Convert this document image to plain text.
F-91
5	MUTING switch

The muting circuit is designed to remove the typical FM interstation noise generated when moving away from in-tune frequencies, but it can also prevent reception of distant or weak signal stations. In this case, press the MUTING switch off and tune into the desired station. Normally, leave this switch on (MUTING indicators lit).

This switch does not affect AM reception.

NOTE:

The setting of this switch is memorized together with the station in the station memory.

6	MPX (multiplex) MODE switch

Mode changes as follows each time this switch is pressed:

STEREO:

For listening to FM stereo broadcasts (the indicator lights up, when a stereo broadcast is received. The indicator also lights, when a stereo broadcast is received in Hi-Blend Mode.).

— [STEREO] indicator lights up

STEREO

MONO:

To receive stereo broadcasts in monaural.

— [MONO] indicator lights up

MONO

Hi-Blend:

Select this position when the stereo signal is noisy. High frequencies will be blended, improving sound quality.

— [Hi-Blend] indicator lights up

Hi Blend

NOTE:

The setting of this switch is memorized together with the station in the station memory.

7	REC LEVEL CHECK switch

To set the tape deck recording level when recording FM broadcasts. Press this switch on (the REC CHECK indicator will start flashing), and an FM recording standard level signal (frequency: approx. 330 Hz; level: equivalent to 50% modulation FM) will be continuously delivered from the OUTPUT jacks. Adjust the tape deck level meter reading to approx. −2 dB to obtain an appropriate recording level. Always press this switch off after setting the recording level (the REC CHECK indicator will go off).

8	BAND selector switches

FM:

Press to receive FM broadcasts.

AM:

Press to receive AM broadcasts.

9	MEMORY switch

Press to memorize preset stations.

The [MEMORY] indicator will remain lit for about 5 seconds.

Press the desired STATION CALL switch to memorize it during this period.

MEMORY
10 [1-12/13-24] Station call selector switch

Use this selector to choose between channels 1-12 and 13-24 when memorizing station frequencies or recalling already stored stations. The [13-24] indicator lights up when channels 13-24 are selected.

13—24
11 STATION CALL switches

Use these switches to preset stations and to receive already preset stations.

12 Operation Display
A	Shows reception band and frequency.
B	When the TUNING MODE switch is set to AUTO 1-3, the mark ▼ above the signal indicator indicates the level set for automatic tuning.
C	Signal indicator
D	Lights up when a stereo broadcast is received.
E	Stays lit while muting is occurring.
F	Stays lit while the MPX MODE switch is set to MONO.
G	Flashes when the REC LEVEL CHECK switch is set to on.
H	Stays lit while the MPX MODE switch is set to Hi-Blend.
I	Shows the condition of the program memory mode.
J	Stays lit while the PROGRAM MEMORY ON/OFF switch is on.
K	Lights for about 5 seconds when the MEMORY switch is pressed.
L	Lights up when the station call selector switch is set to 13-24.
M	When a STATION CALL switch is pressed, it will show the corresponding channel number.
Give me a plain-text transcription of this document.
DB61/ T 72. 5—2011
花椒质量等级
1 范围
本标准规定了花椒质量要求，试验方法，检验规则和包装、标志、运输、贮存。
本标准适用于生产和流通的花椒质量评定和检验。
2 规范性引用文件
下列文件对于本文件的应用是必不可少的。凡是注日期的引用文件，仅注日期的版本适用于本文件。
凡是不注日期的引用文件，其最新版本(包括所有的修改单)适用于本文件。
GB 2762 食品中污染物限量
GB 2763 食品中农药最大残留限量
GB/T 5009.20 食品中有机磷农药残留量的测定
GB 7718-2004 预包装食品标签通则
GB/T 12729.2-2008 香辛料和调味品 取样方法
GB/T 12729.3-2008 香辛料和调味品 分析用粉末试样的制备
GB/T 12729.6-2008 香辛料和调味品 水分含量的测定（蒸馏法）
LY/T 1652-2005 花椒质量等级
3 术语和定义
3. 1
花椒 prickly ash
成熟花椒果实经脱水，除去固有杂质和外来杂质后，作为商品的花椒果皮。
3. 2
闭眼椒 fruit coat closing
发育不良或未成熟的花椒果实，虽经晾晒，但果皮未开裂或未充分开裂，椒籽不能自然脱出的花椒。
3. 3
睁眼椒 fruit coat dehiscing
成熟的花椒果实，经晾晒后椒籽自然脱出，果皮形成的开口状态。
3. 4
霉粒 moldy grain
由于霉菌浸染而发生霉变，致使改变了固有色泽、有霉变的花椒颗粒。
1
··········
--- EXERCISE DIRECTIONS ---
Repeat each record in full; every line must match exactly.

--- THE SOLUTION ---
Convert this document image to plain text.
F-91
5	MUTING switch

The muting circuit is designed to remove the typical FM interstation noise generated when moving away from in-tune frequencies, but it can also prevent reception of distant or weak signal stations. In this case, press the MUTING switch off and tune into the desired station. Normally, leave this switch on (MUTING indicators lit).

This switch does not affect AM reception.

NOTE:

The setting of this switch is memorized together with the station in the station memory.

6	MPX (multiplex) MODE switch

Mode changes as follows each time this switch is pressed:

STEREO:

For listening to FM stereo broadcasts (the indicator lights up, when a stereo broadcast is received. The indicator also lights, when a stereo broadcast is received in Hi-Blend Mode.).

— [STEREO] indicator lights up

STEREO

MONO:

To receive stereo broadcasts in monaural.

— [MONO] indicator lights up

MONO

Hi-Blend:

Select this position when the stereo signal is noisy. High frequencies will be blended, improving sound quality.

— [Hi-Blend] indicator lights up

Hi Blend

NOTE:

The setting of this switch is memorized together with the station in the station memory.

7	REC LEVEL CHECK switch

To set the tape deck recording level when recording FM broadcasts. Press this switch on (the REC CHECK indicator will start flashing), and an FM recording standard level signal (frequency: approx. 330 Hz; level: equivalent to 50% modulation FM) will be continuously delivered from the OUTPUT jacks. Adjust the tape deck level meter reading to approx. −2 dB to obtain an appropriate recording level. Always press this switch off after setting the recording level (the REC CHECK indicator will go off).

8	BAND selector switches

FM:

Press to receive FM broadcasts.

AM:

Press to receive AM broadcasts.

9	MEMORY switch

Press to memorize preset stations.

The [MEMORY] indicator will remain lit for about 5 seconds.

Press the desired STATION CALL switch to memorize it during this period.

MEMORY
10 [1-12/13-24] Station call selector switch

Use this selector to choose between channels 1-12 and 13-24 when memorizing station frequencies or recalling already stored stations. The [13-24] indicator lights up when channels 13-24 are selected.

13—24
11 STATION CALL switches

Use these switches to preset stations and to receive already preset stations.

12 Operation Display
A	Shows reception band and frequency.
B	When the TUNING MODE switch is set to AUTO 1-3, the mark ▼ above the signal indicator indicates the level set for automatic tuning.
C	Signal indicator
D	Lights up when a stereo broadcast is received.
E	Stays lit while muting is occurring.
F	Stays lit while the MPX MODE switch is set to MONO.
G	Flashes when the REC LEVEL CHECK switch is set to on.
H	Stays lit while the MPX MODE switch is set to Hi-Blend.
I	Shows the condition of the program memory mode.
J	Stays lit while the PROGRAM MEMORY ON/OFF switch is on.
K	Lights for about 5 seconds when the MEMORY switch is pressed.
L	Lights up when the station call selector switch is set to 13-24.
M	When a STATION CALL switch is pressed, it will show the corresponding channel number.
Give me a plain-text transcription of this document.
DB61/ T 72. 5—2011
花椒质量等级
1 范围
本标准规定了花椒质量要求，试验方法，检验规则和包装、标志、运输、贮存。
本标准适用于生产和流通的花椒质量评定和检验。
2 规范性引用文件
下列文件对于本文件的应用是必不可少的。凡是注日期的引用文件，仅注日期的版本适用于本文件。
凡是不注日期的引用文件，其最新版本(包括所有的修改单)适用于本文件。
GB 2762 食品中污染物限量
GB 2763 食品中农药最大残留限量
GB/T 5009.20 食品中有机磷农药残留量的测定
GB 7718-2004 预包装食品标签通则
GB/T 12729.2-2008 香辛料和调味品 取样方法
GB/T 12729.3-2008 香辛料和调味品 分析用粉末试样的制备
GB/T 12729.6-2008 香辛料和调味品 水分含量的测定（蒸馏法）
LY/T 1652-2005 花椒质量等级
3 术语和定义
3. 1
花椒 prickly ash
成熟花椒果实经脱水，除去固有杂质和外来杂质后，作为商品的花椒果皮。
3. 2
闭眼椒 fruit coat closing
发育不良或未成熟的花椒果实，虽经晾晒，但果皮未开裂或未充分开裂，椒籽不能自然脱出的花椒。
3. 3
睁眼椒 fruit coat dehiscing
成熟的花椒果实，经晾晒后椒籽自然脱出，果皮形成的开口状态。
3. 4
霉粒 moldy grain
由于霉菌浸染而发生霉变，致使改变了固有色泽、有霉变的花椒颗粒。
1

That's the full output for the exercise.